SUPPLIED DATA:
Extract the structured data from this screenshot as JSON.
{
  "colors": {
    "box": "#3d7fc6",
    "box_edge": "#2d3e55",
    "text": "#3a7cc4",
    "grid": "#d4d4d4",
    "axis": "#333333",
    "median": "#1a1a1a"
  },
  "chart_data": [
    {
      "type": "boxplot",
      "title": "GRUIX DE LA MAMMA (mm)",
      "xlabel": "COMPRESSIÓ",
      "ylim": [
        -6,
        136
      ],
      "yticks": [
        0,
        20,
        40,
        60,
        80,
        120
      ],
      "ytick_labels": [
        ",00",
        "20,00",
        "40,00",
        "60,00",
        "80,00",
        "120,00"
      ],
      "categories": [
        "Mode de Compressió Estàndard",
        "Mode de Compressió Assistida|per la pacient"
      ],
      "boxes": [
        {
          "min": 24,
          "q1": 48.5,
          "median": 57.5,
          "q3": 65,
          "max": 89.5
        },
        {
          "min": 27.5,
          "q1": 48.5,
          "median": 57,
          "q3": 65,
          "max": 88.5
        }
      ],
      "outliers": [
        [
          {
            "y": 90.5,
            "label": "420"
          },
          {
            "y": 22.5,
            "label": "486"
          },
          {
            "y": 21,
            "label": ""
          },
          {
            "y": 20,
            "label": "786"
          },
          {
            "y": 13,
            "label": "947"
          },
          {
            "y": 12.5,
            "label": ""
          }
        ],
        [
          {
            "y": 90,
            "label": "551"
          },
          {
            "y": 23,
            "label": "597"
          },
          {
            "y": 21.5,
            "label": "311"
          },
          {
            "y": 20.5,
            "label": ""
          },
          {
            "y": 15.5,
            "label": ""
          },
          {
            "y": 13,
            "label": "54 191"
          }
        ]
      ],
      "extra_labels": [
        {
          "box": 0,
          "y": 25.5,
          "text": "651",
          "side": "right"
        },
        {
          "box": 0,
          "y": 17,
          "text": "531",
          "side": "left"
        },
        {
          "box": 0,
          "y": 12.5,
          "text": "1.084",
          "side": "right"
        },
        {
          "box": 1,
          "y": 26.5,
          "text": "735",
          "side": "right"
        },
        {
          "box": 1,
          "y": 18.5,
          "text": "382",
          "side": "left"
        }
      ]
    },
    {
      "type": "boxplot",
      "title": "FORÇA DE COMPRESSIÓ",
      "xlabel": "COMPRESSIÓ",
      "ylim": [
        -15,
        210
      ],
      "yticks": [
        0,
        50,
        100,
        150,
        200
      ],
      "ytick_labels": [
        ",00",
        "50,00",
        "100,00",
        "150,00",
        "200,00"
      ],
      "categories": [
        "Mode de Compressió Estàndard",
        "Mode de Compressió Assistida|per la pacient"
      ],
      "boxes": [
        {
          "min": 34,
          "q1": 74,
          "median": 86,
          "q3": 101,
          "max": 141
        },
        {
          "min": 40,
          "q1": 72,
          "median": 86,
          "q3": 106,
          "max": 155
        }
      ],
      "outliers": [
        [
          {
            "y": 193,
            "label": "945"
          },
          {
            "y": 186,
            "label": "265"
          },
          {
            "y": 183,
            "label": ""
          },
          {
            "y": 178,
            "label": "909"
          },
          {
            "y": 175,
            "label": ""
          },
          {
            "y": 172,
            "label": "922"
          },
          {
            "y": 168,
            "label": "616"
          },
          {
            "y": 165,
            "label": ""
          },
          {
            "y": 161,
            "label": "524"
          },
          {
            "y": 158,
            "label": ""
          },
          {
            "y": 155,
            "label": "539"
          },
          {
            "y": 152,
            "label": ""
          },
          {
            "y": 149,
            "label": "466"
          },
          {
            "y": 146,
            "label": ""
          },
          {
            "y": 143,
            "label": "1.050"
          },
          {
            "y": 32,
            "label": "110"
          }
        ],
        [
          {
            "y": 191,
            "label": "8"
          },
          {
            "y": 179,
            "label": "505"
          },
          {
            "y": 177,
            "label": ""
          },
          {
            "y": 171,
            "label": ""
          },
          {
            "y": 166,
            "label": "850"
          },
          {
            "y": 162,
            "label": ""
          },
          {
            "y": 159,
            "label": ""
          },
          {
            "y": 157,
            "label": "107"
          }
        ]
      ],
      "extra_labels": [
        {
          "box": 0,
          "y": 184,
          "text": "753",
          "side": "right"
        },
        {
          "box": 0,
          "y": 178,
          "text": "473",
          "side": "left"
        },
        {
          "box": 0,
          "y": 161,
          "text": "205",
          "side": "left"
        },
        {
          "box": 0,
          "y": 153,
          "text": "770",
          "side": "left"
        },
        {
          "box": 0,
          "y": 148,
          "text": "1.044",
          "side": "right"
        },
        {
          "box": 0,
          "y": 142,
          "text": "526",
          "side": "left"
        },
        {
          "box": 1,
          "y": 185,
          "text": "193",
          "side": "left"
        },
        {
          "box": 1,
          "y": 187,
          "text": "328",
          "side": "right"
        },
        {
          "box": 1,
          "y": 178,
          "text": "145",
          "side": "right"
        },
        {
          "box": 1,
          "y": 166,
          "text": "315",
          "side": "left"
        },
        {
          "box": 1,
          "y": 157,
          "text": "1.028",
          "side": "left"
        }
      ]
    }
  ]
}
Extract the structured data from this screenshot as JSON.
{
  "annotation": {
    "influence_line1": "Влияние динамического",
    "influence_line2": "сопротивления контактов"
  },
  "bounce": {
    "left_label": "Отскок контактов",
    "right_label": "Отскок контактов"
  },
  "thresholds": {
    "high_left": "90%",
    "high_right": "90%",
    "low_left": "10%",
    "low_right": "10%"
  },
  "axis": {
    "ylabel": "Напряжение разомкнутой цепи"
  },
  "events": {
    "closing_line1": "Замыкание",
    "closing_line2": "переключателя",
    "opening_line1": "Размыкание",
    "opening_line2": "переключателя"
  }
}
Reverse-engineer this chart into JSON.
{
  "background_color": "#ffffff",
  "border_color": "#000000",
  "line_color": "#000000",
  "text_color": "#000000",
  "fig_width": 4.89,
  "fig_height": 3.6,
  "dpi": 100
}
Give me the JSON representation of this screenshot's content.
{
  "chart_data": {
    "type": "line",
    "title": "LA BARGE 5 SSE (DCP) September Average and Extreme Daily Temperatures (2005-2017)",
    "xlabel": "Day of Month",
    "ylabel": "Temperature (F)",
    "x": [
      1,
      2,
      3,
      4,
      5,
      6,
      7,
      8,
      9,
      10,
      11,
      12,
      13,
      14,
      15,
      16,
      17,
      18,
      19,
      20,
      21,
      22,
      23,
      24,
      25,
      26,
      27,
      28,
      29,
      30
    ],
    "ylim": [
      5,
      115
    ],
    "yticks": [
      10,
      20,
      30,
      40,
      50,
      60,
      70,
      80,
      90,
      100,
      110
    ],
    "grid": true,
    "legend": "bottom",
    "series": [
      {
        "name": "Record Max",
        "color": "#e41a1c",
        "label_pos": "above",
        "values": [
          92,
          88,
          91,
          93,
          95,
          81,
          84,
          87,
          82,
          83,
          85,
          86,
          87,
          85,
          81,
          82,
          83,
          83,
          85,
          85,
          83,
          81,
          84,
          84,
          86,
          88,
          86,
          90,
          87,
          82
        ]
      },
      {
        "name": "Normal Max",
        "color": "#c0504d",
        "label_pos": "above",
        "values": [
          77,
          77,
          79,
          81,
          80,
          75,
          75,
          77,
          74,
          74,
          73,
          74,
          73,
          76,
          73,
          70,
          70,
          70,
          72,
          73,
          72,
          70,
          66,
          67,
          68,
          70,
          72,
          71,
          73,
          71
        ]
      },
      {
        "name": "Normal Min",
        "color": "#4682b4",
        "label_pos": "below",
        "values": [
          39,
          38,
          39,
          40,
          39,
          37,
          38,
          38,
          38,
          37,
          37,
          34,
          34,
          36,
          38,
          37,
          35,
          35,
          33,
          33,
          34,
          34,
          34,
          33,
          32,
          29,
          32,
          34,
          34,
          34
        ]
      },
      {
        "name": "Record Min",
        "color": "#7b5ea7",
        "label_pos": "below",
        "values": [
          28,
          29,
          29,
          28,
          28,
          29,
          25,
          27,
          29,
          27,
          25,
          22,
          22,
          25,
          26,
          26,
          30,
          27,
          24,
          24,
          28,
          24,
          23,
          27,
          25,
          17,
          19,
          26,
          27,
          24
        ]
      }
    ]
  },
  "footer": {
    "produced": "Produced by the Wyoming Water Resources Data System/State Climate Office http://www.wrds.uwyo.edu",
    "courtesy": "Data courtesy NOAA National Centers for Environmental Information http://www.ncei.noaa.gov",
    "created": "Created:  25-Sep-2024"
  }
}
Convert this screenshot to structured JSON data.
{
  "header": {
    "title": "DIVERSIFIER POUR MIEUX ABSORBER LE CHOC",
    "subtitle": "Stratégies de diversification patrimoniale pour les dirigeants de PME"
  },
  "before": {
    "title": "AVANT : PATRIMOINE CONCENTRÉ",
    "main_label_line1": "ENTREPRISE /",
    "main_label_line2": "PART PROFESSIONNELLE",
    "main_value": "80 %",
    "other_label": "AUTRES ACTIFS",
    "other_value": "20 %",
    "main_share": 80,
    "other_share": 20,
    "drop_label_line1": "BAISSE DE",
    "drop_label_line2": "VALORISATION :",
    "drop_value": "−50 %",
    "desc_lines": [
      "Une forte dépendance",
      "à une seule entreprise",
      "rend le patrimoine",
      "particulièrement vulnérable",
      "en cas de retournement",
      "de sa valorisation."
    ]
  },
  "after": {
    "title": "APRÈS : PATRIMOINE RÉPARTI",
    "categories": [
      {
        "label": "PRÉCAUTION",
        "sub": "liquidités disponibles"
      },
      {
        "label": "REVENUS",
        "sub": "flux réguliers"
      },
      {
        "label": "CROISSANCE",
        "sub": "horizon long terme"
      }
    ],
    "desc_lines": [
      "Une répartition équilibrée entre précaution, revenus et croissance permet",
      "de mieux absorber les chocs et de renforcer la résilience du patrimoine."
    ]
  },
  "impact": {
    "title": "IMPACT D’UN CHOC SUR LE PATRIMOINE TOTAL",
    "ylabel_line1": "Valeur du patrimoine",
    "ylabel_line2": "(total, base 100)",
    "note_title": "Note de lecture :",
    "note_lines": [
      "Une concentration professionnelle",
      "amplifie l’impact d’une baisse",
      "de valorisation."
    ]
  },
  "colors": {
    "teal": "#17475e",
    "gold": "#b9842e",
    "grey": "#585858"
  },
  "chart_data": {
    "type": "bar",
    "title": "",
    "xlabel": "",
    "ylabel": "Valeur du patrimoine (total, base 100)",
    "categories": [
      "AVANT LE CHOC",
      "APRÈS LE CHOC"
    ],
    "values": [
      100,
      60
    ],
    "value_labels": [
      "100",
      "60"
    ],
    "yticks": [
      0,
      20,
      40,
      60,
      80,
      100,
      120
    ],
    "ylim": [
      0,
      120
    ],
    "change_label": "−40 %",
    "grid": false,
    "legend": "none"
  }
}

GIVEN REQUEST: Locate each line containing the string "xlabel" and show it.

TASK OUTPUT:
      "xlabel": "COMPRESSIÓ",
      "xlabel": "COMPRESSIÓ",
    "xlabel": "Day of Month",
    "xlabel": "",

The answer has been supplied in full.